* Do this *
Write out each entry, exactly the way it appears.

* Data *
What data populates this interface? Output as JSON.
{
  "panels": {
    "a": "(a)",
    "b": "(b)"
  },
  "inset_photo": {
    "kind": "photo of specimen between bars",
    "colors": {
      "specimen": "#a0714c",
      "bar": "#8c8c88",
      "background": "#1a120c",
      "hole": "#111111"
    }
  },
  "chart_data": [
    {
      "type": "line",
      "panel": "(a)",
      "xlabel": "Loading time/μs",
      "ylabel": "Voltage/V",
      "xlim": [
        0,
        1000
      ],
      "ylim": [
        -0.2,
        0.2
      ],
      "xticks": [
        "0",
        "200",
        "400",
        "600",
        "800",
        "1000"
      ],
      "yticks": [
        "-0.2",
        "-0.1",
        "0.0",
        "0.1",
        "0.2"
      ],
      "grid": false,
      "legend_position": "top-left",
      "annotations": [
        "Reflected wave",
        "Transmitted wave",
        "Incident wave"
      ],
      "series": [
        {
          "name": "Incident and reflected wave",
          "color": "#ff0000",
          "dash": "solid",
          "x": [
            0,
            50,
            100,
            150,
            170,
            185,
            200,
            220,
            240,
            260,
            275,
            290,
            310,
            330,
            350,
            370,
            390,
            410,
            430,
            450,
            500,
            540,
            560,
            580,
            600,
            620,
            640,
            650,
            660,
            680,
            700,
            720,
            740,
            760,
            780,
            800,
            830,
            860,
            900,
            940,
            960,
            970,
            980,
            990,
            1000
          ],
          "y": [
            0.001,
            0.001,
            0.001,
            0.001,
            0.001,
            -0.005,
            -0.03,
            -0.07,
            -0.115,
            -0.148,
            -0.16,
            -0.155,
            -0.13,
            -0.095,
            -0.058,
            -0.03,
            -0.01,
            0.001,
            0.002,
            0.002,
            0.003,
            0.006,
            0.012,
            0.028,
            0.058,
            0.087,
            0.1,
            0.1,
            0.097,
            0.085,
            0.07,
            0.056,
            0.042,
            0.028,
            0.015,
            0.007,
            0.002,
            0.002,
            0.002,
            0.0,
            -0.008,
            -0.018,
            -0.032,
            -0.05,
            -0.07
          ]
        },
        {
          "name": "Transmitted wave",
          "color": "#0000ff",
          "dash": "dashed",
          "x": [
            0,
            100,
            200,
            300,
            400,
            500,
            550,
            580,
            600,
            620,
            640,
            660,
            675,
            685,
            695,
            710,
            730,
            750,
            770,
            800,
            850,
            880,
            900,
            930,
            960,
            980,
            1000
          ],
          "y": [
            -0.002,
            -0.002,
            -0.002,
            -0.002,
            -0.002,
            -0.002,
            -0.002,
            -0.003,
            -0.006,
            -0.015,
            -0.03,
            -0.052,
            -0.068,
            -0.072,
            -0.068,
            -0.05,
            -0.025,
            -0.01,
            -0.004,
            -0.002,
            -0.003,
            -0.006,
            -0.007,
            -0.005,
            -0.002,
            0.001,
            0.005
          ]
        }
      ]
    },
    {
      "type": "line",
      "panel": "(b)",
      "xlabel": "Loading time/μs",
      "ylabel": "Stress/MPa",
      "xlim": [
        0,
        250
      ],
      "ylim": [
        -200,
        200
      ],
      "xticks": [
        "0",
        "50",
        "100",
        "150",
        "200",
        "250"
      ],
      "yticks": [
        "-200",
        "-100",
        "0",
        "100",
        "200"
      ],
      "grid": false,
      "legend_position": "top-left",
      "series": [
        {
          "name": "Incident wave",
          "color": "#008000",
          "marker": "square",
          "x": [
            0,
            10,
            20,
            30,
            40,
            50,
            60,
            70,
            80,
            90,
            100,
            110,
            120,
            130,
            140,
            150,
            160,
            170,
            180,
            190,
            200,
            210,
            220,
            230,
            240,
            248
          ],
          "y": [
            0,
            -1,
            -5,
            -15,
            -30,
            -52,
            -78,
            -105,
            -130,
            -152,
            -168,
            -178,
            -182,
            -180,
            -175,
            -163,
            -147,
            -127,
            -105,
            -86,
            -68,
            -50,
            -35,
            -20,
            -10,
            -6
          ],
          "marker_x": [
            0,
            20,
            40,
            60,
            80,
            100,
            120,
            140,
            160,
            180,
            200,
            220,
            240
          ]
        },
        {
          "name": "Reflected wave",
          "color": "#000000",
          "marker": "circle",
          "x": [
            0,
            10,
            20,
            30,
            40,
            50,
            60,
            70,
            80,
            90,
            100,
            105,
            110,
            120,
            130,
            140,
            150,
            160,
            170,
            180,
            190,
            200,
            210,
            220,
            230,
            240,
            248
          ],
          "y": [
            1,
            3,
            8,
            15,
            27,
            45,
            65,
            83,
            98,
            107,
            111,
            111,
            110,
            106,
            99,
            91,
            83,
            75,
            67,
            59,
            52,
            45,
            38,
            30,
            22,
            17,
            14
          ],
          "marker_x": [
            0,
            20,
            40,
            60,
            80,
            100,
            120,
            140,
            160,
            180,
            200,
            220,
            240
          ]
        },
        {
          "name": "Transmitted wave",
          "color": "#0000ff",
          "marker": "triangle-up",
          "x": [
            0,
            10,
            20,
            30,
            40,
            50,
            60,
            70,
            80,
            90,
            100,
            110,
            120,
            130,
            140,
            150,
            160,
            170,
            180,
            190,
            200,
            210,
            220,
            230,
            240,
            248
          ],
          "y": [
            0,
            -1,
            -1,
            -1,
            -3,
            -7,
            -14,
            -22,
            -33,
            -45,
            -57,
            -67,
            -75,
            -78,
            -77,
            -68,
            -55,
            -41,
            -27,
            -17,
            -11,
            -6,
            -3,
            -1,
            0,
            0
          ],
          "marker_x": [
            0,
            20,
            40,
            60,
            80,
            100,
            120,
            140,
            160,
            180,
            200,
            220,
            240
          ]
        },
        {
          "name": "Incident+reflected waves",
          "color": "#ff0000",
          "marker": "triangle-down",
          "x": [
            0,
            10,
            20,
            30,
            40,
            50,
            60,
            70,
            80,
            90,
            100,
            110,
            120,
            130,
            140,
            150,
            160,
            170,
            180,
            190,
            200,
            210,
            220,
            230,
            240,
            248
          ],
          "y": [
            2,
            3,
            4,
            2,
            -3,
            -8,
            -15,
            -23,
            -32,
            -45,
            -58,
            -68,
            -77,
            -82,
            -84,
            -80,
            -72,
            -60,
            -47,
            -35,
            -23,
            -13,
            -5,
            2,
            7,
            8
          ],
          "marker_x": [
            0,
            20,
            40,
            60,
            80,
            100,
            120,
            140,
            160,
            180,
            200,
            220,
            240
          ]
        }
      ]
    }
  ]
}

* Task response *
What data populates this interface? Output as JSON.
{
  "panels": {
    "a": "(a)",
    "b": "(b)"
  },
  "inset_photo": {
    "kind": "photo of specimen between bars",
    "colors": {
      "specimen": "#a0714c",
      "bar": "#8c8c88",
      "background": "#1a120c",
      "hole": "#111111"
    }
  },
  "chart_data": [
    {
      "type": "line",
      "panel": "(a)",
      "xlabel": "Loading time/μs",
      "ylabel": "Voltage/V",
      "xlim": [
        0,
        1000
      ],
      "ylim": [
        -0.2,
        0.2
      ],
      "xticks": [
        "0",
        "200",
        "400",
        "600",
        "800",
        "1000"
      ],
      "yticks": [
        "-0.2",
        "-0.1",
        "0.0",
        "0.1",
        "0.2"
      ],
      "grid": false,
      "legend_position": "top-left",
      "annotations": [
        "Reflected wave",
        "Transmitted wave",
        "Incident wave"
      ],
      "series": [
        {
          "name": "Incident and reflected wave",
          "color": "#ff0000",
          "dash": "solid",
          "x": [
            0,
            50,
            100,
            150,
            170,
            185,
            200,
            220,
            240,
            260,
            275,
            290,
            310,
            330,
            350,
            370,
            390,
            410,
            430,
            450,
            500,
            540,
            560,
            580,
            600,
            620,
            640,
            650,
            660,
            680,
            700,
            720,
            740,
            760,
            780,
            800,
            830,
            860,
            900,
            940,
            960,
            970,
            980,
            990,
            1000
          ],
          "y": [
            0.001,
            0.001,
            0.001,
            0.001,
            0.001,
            -0.005,
            -0.03,
            -0.07,
            -0.115,
            -0.148,
            -0.16,
            -0.155,
            -0.13,
            -0.095,
            -0.058,
            -0.03,
            -0.01,
            0.001,
            0.002,
            0.002,
            0.003,
            0.006,
            0.012,
            0.028,
            0.058,
            0.087,
            0.1,
            0.1,
            0.097,
            0.085,
            0.07,
            0.056,
            0.042,
            0.028,
            0.015,
            0.007,
            0.002,
            0.002,
            0.002,
            0.0,
            -0.008,
            -0.018,
            -0.032,
            -0.05,
            -0.07
          ]
        },
        {
          "name": "Transmitted wave",
          "color": "#0000ff",
          "dash": "dashed",
          "x": [
            0,
            100,
            200,
            300,
            400,
            500,
            550,
            580,
            600,
            620,
            640,
            660,
            675,
            685,
            695,
            710,
            730,
            750,
            770,
            800,
            850,
            880,
            900,
            930,
            960,
            980,
            1000
          ],
          "y": [
            -0.002,
            -0.002,
            -0.002,
            -0.002,
            -0.002,
            -0.002,
            -0.002,
            -0.003,
            -0.006,
            -0.015,
            -0.03,
            -0.052,
            -0.068,
            -0.072,
            -0.068,
            -0.05,
            -0.025,
            -0.01,
            -0.004,
            -0.002,
            -0.003,
            -0.006,
            -0.007,
            -0.005,
            -0.002,
            0.001,
            0.005
          ]
        }
      ]
    },
    {
      "type": "line",
      "panel": "(b)",
      "xlabel": "Loading time/μs",
      "ylabel": "Stress/MPa",
      "xlim": [
        0,
        250
      ],
      "ylim": [
        -200,
        200
      ],
      "xticks": [
        "0",
        "50",
        "100",
        "150",
        "200",
        "250"
      ],
      "yticks": [
        "-200",
        "-100",
        "0",
        "100",
        "200"
      ],
      "grid": false,
      "legend_position": "top-left",
      "series": [
        {
          "name": "Incident wave",
          "color": "#008000",
          "marker": "square",
          "x": [
            0,
            10,
            20,
            30,
            40,
            50,
            60,
            70,
            80,
            90,
            100,
            110,
            120,
            130,
            140,
            150,
            160,
            170,
            180,
            190,
            200,
            210,
            220,
            230,
            240,
            248
          ],
          "y": [
            0,
            -1,
            -5,
            -15,
            -30,
            -52,
            -78,
            -105,
            -130,
            -152,
            -168,
            -178,
            -182,
            -180,
            -175,
            -163,
            -147,
            -127,
            -105,
            -86,
            -68,
            -50,
            -35,
            -20,
            -10,
            -6
          ],
          "marker_x": [
            0,
            20,
            40,
            60,
            80,
            100,
            120,
            140,
            160,
            180,
            200,
            220,
            240
          ]
        },
        {
          "name": "Reflected wave",
          "color": "#000000",
          "marker": "circle",
          "x": [
            0,
            10,
            20,
            30,
            40,
            50,
            60,
            70,
            80,
            90,
            100,
            105,
            110,
            120,
            130,
            140,
            150,
            160,
            170,
            180,
            190,
            200,
            210,
            220,
            230,
            240,
            248
          ],
          "y": [
            1,
            3,
            8,
            15,
            27,
            45,
            65,
            83,
            98,
            107,
            111,
            111,
            110,
            106,
            99,
            91,
            83,
            75,
            67,
            59,
            52,
            45,
            38,
            30,
            22,
            17,
            14
          ],
          "marker_x": [
            0,
            20,
            40,
            60,
            80,
            100,
            120,
            140,
            160,
            180,
            200,
            220,
            240
          ]
        },
        {
          "name": "Transmitted wave",
          "color": "#0000ff",
          "marker": "triangle-up",
          "x": [
            0,
            10,
            20,
            30,
            40,
            50,
            60,
            70,
            80,
            90,
            100,
            110,
            120,
            130,
            140,
            150,
            160,
            170,
            180,
            190,
            200,
            210,
            220,
            230,
            240,
            248
          ],
          "y": [
            0,
            -1,
            -1,
            -1,
            -3,
            -7,
            -14,
            -22,
            -33,
            -45,
            -57,
            -67,
            -75,
            -78,
            -77,
            -68,
            -55,
            -41,
            -27,
            -17,
            -11,
            -6,
            -3,
            -1,
            0,
            0
          ],
          "marker_x": [
            0,
            20,
            40,
            60,
            80,
            100,
            120,
            140,
            160,
            180,
            200,
            220,
            240
          ]
        },
        {
          "name": "Incident+reflected waves",
          "color": "#ff0000",
          "marker": "triangle-down",
          "x": [
            0,
            10,
            20,
            30,
            40,
            50,
            60,
            70,
            80,
            90,
            100,
            110,
            120,
            130,
            140,
            150,
            160,
            170,
            180,
            190,
            200,
            210,
            220,
            230,
            240,
            248
          ],
          "y": [
            2,
            3,
            4,
            2,
            -3,
            -8,
            -15,
            -23,
            -32,
            -45,
            -58,
            -68,
            -77,
            -82,
            -84,
            -80,
            -72,
            -60,
            -47,
            -35,
            -23,
            -13,
            -5,
            2,
            7,
            8
          ],
          "marker_x": [
            0,
            20,
            40,
            60,
            80,
            100,
            120,
            140,
            160,
            180,
            200,
            220,
            240
          ]
        }
      ]
    }
  ]
}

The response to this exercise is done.